» **EXERCISE REQUIREMENTS**:
The entries below are to be repeated exactly as they stand.

### EXTRACTED MATERIAL

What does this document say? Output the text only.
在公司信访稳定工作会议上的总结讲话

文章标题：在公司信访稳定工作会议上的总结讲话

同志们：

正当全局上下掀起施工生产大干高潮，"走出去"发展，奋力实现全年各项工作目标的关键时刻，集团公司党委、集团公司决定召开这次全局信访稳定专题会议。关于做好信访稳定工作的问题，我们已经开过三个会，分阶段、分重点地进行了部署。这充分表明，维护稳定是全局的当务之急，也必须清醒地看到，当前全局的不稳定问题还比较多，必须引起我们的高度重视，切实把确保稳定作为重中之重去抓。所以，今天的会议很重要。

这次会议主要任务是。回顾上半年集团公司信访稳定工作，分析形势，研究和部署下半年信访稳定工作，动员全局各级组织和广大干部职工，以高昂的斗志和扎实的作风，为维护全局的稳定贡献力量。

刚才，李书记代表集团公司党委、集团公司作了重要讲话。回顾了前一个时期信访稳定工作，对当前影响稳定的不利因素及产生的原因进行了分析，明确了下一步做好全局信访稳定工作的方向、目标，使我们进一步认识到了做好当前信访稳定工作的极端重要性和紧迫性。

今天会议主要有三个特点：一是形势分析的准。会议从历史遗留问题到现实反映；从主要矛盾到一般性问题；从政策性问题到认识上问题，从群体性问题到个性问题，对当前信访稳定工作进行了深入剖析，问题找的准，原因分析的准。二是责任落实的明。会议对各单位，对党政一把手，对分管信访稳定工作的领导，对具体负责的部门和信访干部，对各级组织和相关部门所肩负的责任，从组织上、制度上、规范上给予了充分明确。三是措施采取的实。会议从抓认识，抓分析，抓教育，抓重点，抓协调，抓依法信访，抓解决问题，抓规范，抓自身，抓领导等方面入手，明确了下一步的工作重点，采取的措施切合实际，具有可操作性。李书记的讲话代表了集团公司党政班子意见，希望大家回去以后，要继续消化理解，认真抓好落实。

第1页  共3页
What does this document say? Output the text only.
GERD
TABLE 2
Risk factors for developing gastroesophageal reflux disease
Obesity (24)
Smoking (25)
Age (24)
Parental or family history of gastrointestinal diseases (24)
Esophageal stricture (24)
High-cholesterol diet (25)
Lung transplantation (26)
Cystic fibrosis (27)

######

» **THE OUTPUT**:
What does this document say? Output the text only.
在公司信访稳定工作会议上的总结讲话

文章标题：在公司信访稳定工作会议上的总结讲话

同志们：

正当全局上下掀起施工生产大干高潮，"走出去"发展，奋力实现全年各项工作目标的关键时刻，集团公司党委、集团公司决定召开这次全局信访稳定专题会议。关于做好信访稳定工作的问题，我们已经开过三个会，分阶段、分重点地进行了部署。这充分表明，维护稳定是全局的当务之急，也必须清醒地看到，当前全局的不稳定问题还比较多，必须引起我们的高度重视，切实把确保稳定作为重中之重去抓。所以，今天的会议很重要。

这次会议主要任务是。回顾上半年集团公司信访稳定工作，分析形势，研究和部署下半年信访稳定工作，动员全局各级组织和广大干部职工，以高昂的斗志和扎实的作风，为维护全局的稳定贡献力量。

刚才，李书记代表集团公司党委、集团公司作了重要讲话。回顾了前一个时期信访稳定工作，对当前影响稳定的不利因素及产生的原因进行了分析，明确了下一步做好全局信访稳定工作的方向、目标，使我们进一步认识到了做好当前信访稳定工作的极端重要性和紧迫性。

今天会议主要有三个特点：一是形势分析的准。会议从历史遗留问题到现实反映；从主要矛盾到一般性问题；从政策性问题到认识上问题，从群体性问题到个性问题，对当前信访稳定工作进行了深入剖析，问题找的准，原因分析的准。二是责任落实的明。会议对各单位，对党政一把手，对分管信访稳定工作的领导，对具体负责的部门和信访干部，对各级组织和相关部门所肩负的责任，从组织上、制度上、规范上给予了充分明确。三是措施采取的实。会议从抓认识，抓分析，抓教育，抓重点，抓协调，抓依法信访，抓解决问题，抓规范，抓自身，抓领导等方面入手，明确了下一步的工作重点，采取的措施切合实际，具有可操作性。李书记的讲话代表了集团公司党政班子意见，希望大家回去以后，要继续消化理解，认真抓好落实。

第1页  共3页
What does this document say? Output the text only.
GERD
TABLE 2
Risk factors for developing gastroesophageal reflux disease
Obesity (24)
Smoking (25)
Age (24)
Parental or family history of gastrointestinal diseases (24)
Esophageal stricture (24)
High-cholesterol diet (25)
Lung transplantation (26)
Cystic fibrosis (27)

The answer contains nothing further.